• _Document extract_
Complex calculations in Syria regarding oil and the Kurds

It is difficult to estimate how the U.S.’s Syria policy will look after the U.S. presidential elections, but, for the moment, oil is a factor that extends the stay of U.S. troops. Despite Trump's back-and-forth positions, the Kurds are the most important base for this framework.

Oil was a card the U.S. regime pulled out last October to make President Donald Trump concentrate when it came to the Syrian game. Trump decided to withdraw U.S. troops from Syria and leave the area to Turkey. He changed this decision after looking at a hydrocarbon map put in front of him. He then decided they would stay in the region with a limited number of troops to guard the oil fields.

Then he wanted U.S. companies to enter the oil region in Syria, in Deir el-Zour and al-Hasakah. This region, which holds 90 percent of Syria’s hydrocarbon resources, is under the control of Syrian Democratic Forces (SDF), the spine of which is made up of Kurds. Less than 10 percent of the oil is drilled today, but even this amount is adequate to meet the expenses of the Autonomous Administration of North and East Syria.

Ultimately, an oil deal emerged last week. Amberin Zaman from Al Monitor wrote that the deal was signed with the U.S. company Delta Crescent Energy. According to Zaman, the deal covers the marketing of the oil and the development and modernization of existing fields.

Zaman also reported that the company had obtained its license from the Office of Foreign Assets Control (OFAC), a financial intelligence and enforcement agency of the U.S. Treasury Department, in order to operate in Syria. Also, the U.S. government agreed to provide two modular refineries to the autonomous administration.

• _Set exercise 1_
Retype the passage of the article on Syrian oil and the Kurds starting at "Ultimately, an oil" and ending at "of existing fields.".
• _Set exercise 2_
In the article on Syrian oil and the Kurds, what is the name of the U.S. company that signed the oil deal?
• _Set exercise 3_
According to the article on Syrian oil and the Kurds, why did the company obtain a license from the Office of Foreign Assets Control?

• _Data excerpts_
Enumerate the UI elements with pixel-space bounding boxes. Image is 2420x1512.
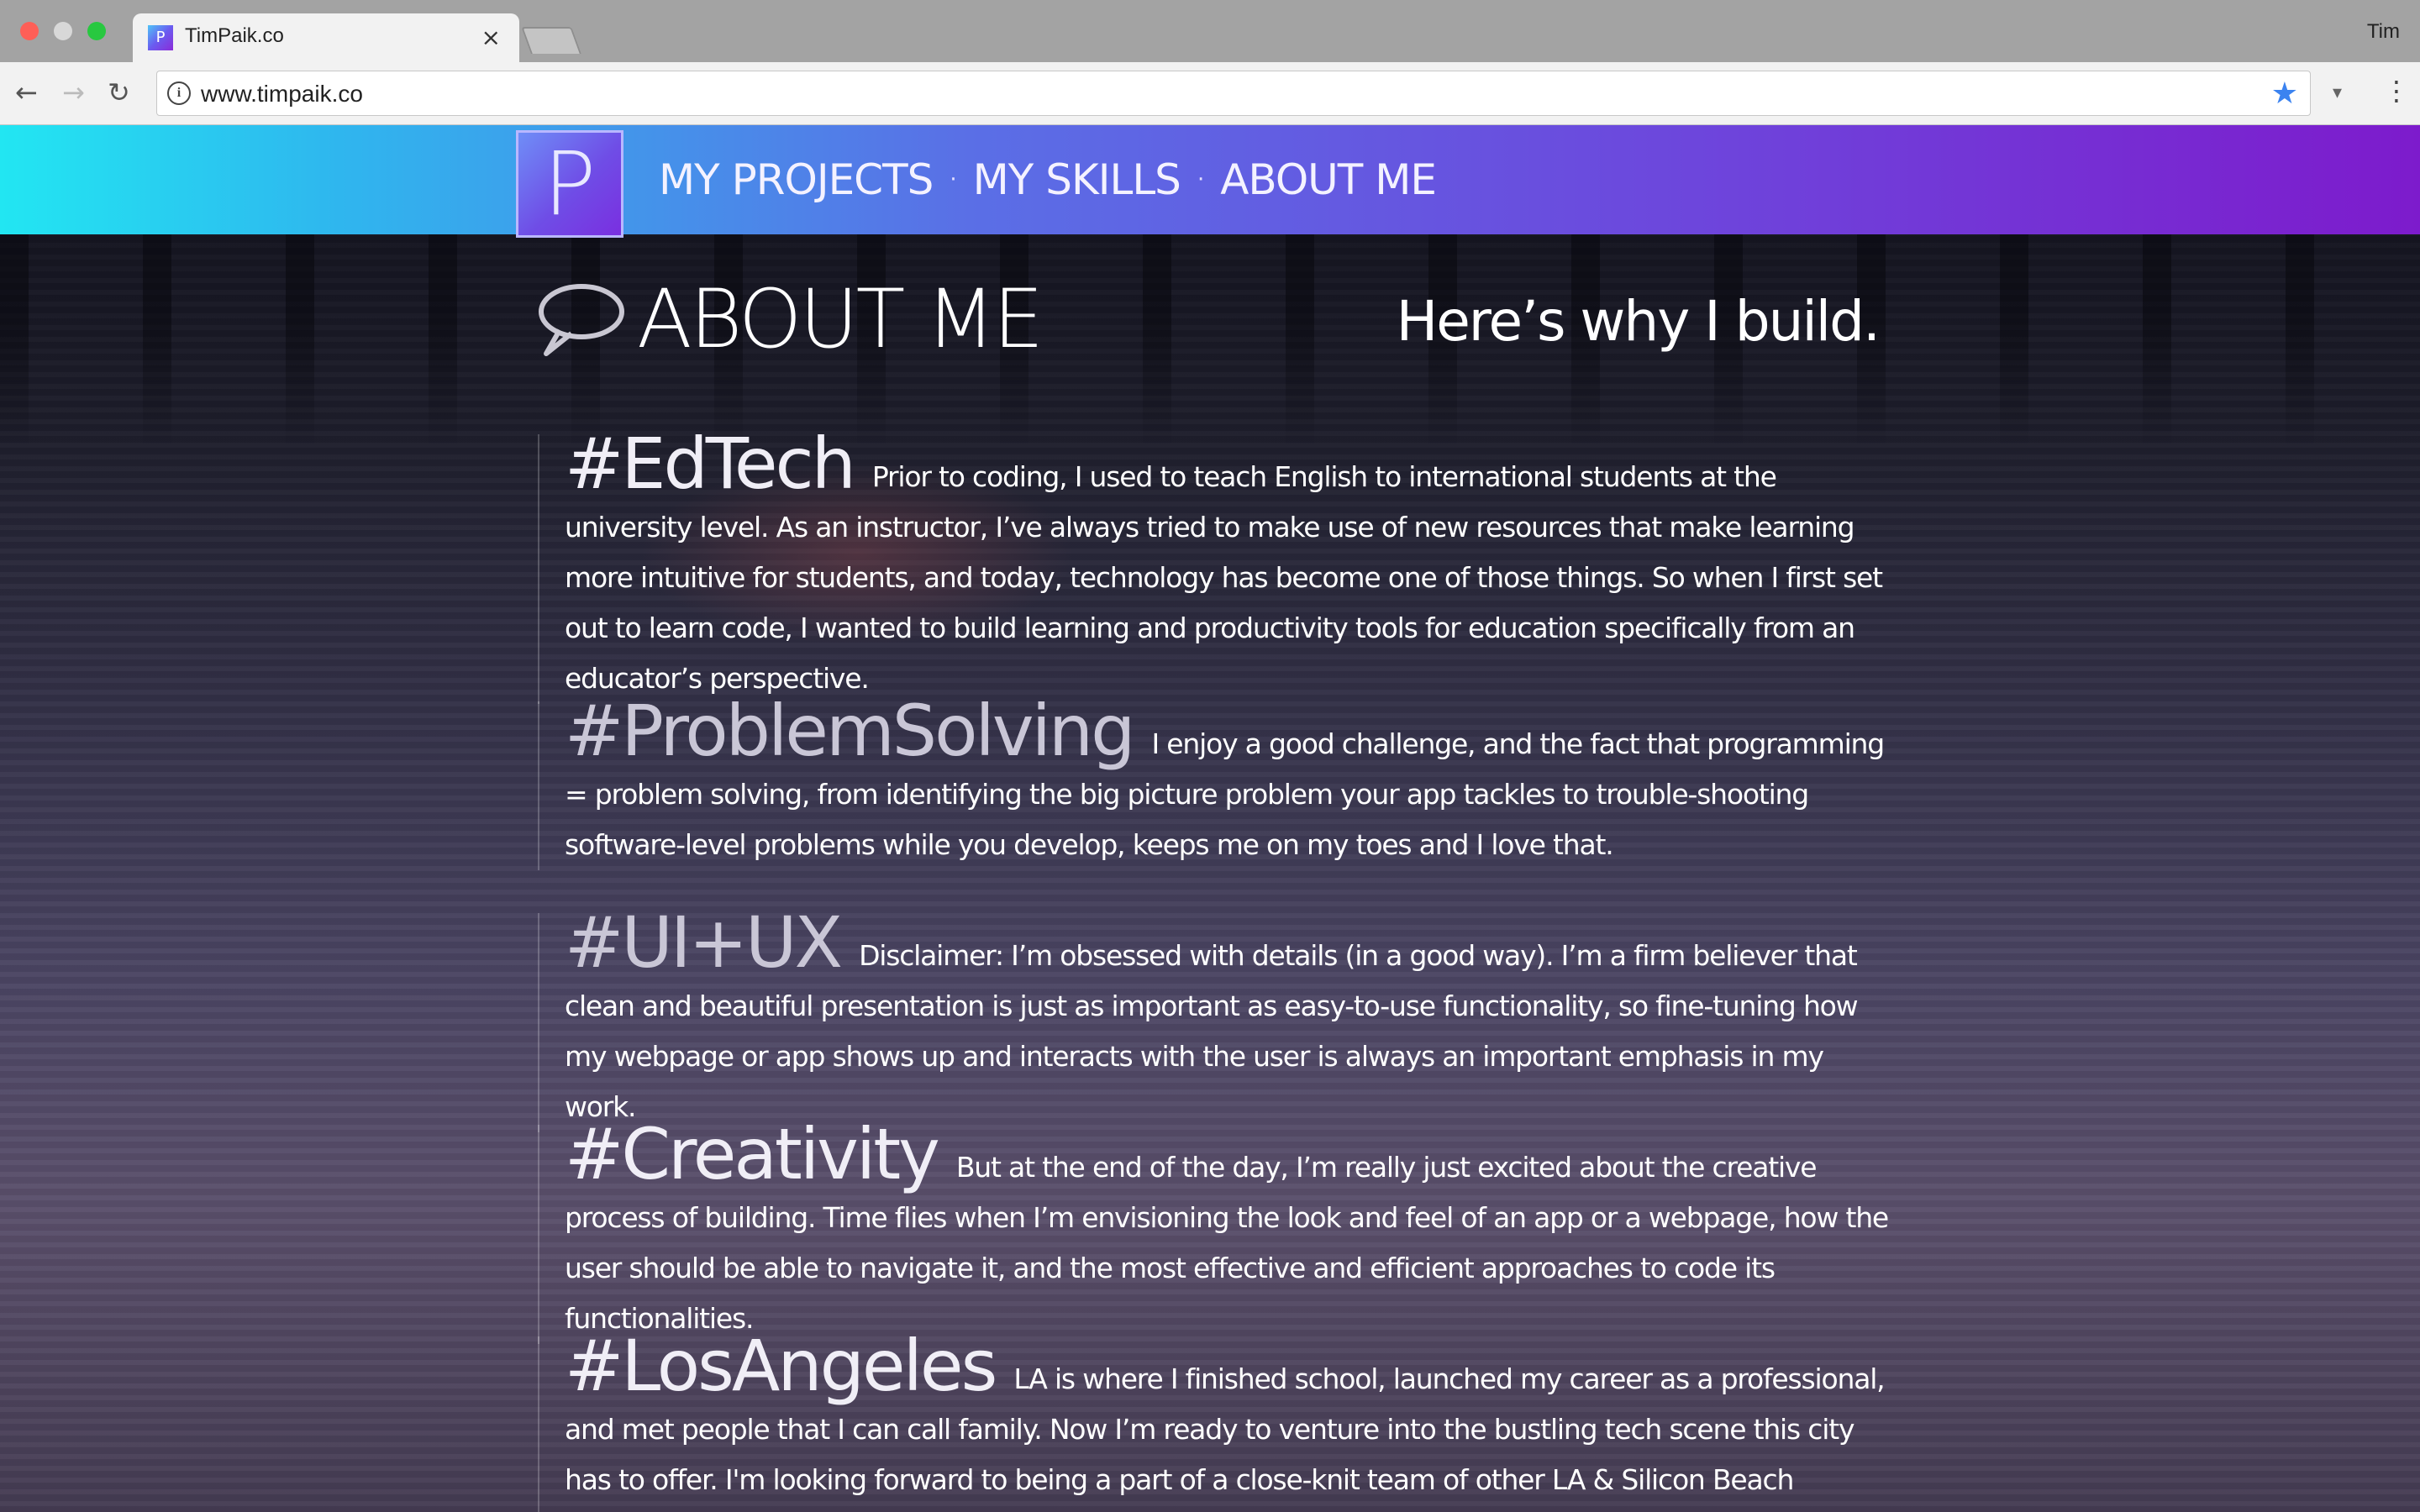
...
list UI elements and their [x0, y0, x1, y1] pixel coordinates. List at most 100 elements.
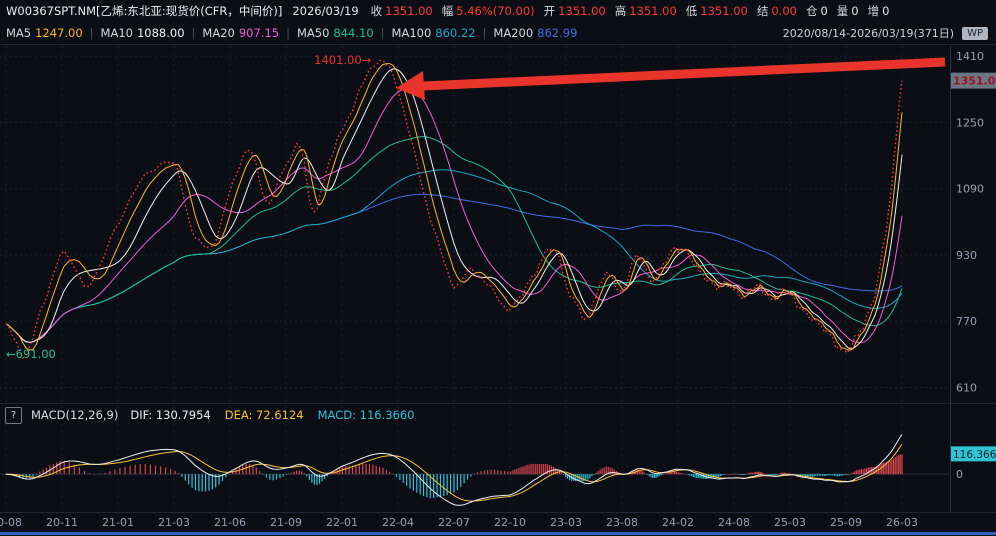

• _Right answer 1_
Ultimately, an oil deal emerged last week. Amberin Zaman from Al Monitor wrote that the deal was signed with the U.S. company Delta Crescent Energy. According to Zaman, the deal covers the marketing of the oil and the development and modernization of existing fields.

• _Right answer 2_
Delta Crescent Energy

• _Right answer 3_
The company obtained its license from the Office of Foreign Assets Control, a financial intelligence and enforcement agency of the U.S. Treasury Department, in order to operate in Syria.